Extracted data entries
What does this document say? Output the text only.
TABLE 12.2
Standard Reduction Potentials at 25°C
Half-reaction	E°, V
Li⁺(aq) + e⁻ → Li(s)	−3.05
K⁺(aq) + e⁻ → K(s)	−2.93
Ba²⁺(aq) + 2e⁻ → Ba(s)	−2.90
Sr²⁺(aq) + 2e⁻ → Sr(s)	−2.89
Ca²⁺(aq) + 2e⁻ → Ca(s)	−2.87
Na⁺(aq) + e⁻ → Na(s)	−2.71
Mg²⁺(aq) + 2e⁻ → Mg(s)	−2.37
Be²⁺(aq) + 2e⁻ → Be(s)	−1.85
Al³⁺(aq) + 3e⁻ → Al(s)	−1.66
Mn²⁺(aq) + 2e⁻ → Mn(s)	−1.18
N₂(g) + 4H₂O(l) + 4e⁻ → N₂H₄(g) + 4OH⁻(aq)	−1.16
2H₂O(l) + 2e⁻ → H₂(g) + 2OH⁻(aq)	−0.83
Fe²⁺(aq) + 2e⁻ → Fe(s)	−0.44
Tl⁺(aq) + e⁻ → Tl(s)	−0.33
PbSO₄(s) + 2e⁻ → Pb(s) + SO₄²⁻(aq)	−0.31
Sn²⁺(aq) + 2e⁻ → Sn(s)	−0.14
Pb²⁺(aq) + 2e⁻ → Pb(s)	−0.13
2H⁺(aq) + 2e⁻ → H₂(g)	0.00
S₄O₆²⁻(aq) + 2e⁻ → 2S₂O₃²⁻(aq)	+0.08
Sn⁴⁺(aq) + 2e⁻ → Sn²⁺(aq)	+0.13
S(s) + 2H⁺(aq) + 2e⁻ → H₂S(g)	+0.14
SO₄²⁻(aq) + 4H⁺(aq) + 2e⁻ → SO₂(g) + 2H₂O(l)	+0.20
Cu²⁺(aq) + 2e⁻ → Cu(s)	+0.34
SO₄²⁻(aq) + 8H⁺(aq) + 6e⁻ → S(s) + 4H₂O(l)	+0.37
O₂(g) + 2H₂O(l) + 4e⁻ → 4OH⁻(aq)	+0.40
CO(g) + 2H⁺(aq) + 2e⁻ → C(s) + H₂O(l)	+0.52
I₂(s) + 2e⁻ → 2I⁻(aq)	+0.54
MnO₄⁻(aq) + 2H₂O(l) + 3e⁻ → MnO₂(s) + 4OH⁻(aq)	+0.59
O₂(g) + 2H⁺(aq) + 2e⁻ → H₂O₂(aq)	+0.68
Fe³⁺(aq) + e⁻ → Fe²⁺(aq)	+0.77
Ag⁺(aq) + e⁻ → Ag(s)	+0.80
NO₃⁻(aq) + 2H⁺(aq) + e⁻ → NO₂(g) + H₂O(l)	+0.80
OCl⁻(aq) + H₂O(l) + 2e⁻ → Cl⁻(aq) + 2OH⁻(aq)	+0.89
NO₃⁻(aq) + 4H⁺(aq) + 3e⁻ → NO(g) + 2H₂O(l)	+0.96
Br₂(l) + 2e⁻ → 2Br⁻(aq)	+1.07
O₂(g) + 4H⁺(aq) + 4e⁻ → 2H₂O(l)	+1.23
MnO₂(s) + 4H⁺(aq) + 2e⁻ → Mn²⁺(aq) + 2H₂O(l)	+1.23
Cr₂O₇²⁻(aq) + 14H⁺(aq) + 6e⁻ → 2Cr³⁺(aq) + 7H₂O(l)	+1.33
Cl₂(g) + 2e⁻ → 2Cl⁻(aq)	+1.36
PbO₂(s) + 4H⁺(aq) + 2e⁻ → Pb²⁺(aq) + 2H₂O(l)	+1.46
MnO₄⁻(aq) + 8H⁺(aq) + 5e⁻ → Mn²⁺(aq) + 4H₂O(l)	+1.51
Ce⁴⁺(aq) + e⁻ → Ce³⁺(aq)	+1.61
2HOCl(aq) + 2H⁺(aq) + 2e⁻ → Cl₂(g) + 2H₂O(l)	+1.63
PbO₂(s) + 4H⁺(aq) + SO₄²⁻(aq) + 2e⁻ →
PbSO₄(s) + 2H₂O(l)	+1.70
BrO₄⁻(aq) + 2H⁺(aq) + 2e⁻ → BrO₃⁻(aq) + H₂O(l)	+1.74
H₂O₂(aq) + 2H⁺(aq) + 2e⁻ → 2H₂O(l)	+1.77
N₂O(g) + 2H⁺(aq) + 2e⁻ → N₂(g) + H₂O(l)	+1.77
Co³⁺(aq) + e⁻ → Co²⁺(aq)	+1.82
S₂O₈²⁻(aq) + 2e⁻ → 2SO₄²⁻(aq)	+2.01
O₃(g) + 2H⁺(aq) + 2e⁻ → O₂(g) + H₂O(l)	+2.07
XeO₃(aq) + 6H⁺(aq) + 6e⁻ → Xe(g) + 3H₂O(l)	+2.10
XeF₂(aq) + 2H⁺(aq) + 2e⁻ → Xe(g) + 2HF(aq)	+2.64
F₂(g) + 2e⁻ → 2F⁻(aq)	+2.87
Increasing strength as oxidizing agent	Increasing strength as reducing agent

- [Required work]
Extract the complete listing above, reproducing each line exactly.

- [Answer to this task]
What does this document say? Output the text only.
TABLE 12.2
Standard Reduction Potentials at 25°C
Half-reaction	E°, V
Li⁺(aq) + e⁻ → Li(s)	−3.05
K⁺(aq) + e⁻ → K(s)	−2.93
Ba²⁺(aq) + 2e⁻ → Ba(s)	−2.90
Sr²⁺(aq) + 2e⁻ → Sr(s)	−2.89
Ca²⁺(aq) + 2e⁻ → Ca(s)	−2.87
Na⁺(aq) + e⁻ → Na(s)	−2.71
Mg²⁺(aq) + 2e⁻ → Mg(s)	−2.37
Be²⁺(aq) + 2e⁻ → Be(s)	−1.85
Al³⁺(aq) + 3e⁻ → Al(s)	−1.66
Mn²⁺(aq) + 2e⁻ → Mn(s)	−1.18
N₂(g) + 4H₂O(l) + 4e⁻ → N₂H₄(g) + 4OH⁻(aq)	−1.16
2H₂O(l) + 2e⁻ → H₂(g) + 2OH⁻(aq)	−0.83
Fe²⁺(aq) + 2e⁻ → Fe(s)	−0.44
Tl⁺(aq) + e⁻ → Tl(s)	−0.33
PbSO₄(s) + 2e⁻ → Pb(s) + SO₄²⁻(aq)	−0.31
Sn²⁺(aq) + 2e⁻ → Sn(s)	−0.14
Pb²⁺(aq) + 2e⁻ → Pb(s)	−0.13
2H⁺(aq) + 2e⁻ → H₂(g)	0.00
S₄O₆²⁻(aq) + 2e⁻ → 2S₂O₃²⁻(aq)	+0.08
Sn⁴⁺(aq) + 2e⁻ → Sn²⁺(aq)	+0.13
S(s) + 2H⁺(aq) + 2e⁻ → H₂S(g)	+0.14
SO₄²⁻(aq) + 4H⁺(aq) + 2e⁻ → SO₂(g) + 2H₂O(l)	+0.20
Cu²⁺(aq) + 2e⁻ → Cu(s)	+0.34
SO₄²⁻(aq) + 8H⁺(aq) + 6e⁻ → S(s) + 4H₂O(l)	+0.37
O₂(g) + 2H₂O(l) + 4e⁻ → 4OH⁻(aq)	+0.40
CO(g) + 2H⁺(aq) + 2e⁻ → C(s) + H₂O(l)	+0.52
I₂(s) + 2e⁻ → 2I⁻(aq)	+0.54
MnO₄⁻(aq) + 2H₂O(l) + 3e⁻ → MnO₂(s) + 4OH⁻(aq)	+0.59
O₂(g) + 2H⁺(aq) + 2e⁻ → H₂O₂(aq)	+0.68
Fe³⁺(aq) + e⁻ → Fe²⁺(aq)	+0.77
Ag⁺(aq) + e⁻ → Ag(s)	+0.80
NO₃⁻(aq) + 2H⁺(aq) + e⁻ → NO₂(g) + H₂O(l)	+0.80
OCl⁻(aq) + H₂O(l) + 2e⁻ → Cl⁻(aq) + 2OH⁻(aq)	+0.89
NO₃⁻(aq) + 4H⁺(aq) + 3e⁻ → NO(g) + 2H₂O(l)	+0.96
Br₂(l) + 2e⁻ → 2Br⁻(aq)	+1.07
O₂(g) + 4H⁺(aq) + 4e⁻ → 2H₂O(l)	+1.23
MnO₂(s) + 4H⁺(aq) + 2e⁻ → Mn²⁺(aq) + 2H₂O(l)	+1.23
Cr₂O₇²⁻(aq) + 14H⁺(aq) + 6e⁻ → 2Cr³⁺(aq) + 7H₂O(l)	+1.33
Cl₂(g) + 2e⁻ → 2Cl⁻(aq)	+1.36
PbO₂(s) + 4H⁺(aq) + 2e⁻ → Pb²⁺(aq) + 2H₂O(l)	+1.46
MnO₄⁻(aq) + 8H⁺(aq) + 5e⁻ → Mn²⁺(aq) + 4H₂O(l)	+1.51
Ce⁴⁺(aq) + e⁻ → Ce³⁺(aq)	+1.61
2HOCl(aq) + 2H⁺(aq) + 2e⁻ → Cl₂(g) + 2H₂O(l)	+1.63
PbO₂(s) + 4H⁺(aq) + SO₄²⁻(aq) + 2e⁻ →
PbSO₄(s) + 2H₂O(l)	+1.70
BrO₄⁻(aq) + 2H⁺(aq) + 2e⁻ → BrO₃⁻(aq) + H₂O(l)	+1.74
H₂O₂(aq) + 2H⁺(aq) + 2e⁻ → 2H₂O(l)	+1.77
N₂O(g) + 2H⁺(aq) + 2e⁻ → N₂(g) + H₂O(l)	+1.77
Co³⁺(aq) + e⁻ → Co²⁺(aq)	+1.82
S₂O₈²⁻(aq) + 2e⁻ → 2SO₄²⁻(aq)	+2.01
O₃(g) + 2H⁺(aq) + 2e⁻ → O₂(g) + H₂O(l)	+2.07
XeO₃(aq) + 6H⁺(aq) + 6e⁻ → Xe(g) + 3H₂O(l)	+2.10
XeF₂(aq) + 2H⁺(aq) + 2e⁻ → Xe(g) + 2HF(aq)	+2.64
F₂(g) + 2e⁻ → 2F⁻(aq)	+2.87
Increasing strength as oxidizing agent	Increasing strength as reducing agent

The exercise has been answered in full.